Given problem -
Search the listing below for "Lesourd". Copy each matching line.

Exercise materials -
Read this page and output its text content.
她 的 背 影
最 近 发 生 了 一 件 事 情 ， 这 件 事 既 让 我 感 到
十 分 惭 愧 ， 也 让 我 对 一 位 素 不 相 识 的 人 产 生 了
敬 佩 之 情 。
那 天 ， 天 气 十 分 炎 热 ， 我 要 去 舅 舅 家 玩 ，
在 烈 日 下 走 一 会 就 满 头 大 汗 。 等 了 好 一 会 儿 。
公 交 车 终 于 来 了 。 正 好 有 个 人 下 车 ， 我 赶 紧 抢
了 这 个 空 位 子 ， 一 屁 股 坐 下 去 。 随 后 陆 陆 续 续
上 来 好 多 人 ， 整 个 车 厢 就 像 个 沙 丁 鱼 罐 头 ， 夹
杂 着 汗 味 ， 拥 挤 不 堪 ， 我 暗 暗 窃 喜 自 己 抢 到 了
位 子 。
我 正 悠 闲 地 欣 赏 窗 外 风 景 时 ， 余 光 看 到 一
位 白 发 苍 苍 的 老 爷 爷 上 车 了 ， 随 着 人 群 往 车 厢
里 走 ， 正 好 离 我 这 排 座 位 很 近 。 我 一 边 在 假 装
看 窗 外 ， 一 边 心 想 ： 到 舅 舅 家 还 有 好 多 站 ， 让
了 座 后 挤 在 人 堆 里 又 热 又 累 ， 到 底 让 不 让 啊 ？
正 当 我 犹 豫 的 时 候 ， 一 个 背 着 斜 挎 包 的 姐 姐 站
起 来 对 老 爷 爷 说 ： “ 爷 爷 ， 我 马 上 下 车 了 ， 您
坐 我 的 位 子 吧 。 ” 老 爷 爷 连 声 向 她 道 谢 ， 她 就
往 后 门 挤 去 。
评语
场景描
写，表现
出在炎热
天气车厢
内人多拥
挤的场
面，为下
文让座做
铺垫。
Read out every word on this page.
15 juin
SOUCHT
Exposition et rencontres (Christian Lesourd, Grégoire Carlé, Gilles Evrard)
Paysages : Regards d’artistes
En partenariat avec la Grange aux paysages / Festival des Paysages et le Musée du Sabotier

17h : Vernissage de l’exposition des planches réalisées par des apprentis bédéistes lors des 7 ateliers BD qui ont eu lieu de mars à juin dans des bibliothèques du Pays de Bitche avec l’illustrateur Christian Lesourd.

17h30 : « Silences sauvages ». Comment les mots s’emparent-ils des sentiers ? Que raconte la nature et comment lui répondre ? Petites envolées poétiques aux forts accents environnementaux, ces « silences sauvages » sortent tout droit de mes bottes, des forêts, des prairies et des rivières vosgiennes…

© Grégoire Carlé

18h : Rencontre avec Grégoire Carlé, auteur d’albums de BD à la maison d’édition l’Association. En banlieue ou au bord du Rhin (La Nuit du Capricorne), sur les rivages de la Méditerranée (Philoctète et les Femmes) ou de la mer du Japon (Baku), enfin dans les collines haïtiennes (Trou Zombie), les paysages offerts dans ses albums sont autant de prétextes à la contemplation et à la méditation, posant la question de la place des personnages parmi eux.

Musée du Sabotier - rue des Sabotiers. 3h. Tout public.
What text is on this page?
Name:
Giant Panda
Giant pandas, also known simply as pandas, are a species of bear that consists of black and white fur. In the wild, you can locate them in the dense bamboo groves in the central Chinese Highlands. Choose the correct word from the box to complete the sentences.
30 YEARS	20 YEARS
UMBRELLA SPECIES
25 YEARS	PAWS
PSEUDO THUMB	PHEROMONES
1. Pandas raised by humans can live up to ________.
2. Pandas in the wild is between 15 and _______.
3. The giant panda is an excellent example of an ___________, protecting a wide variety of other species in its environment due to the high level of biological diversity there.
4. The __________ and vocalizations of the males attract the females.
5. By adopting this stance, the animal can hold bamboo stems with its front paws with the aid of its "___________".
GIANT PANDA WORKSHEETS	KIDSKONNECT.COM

Completed exercise -
Exposition et rencontres (Christian Lesourd, Grégoire Carlé, Gilles Evrard)
17h : Vernissage de l’exposition des planches réalisées par des apprentis bédéistes lors des 7 ateliers BD qui ont eu lieu de mars à juin dans des bibliothèques du Pays de Bitche avec l’illustrateur Christian Lesourd.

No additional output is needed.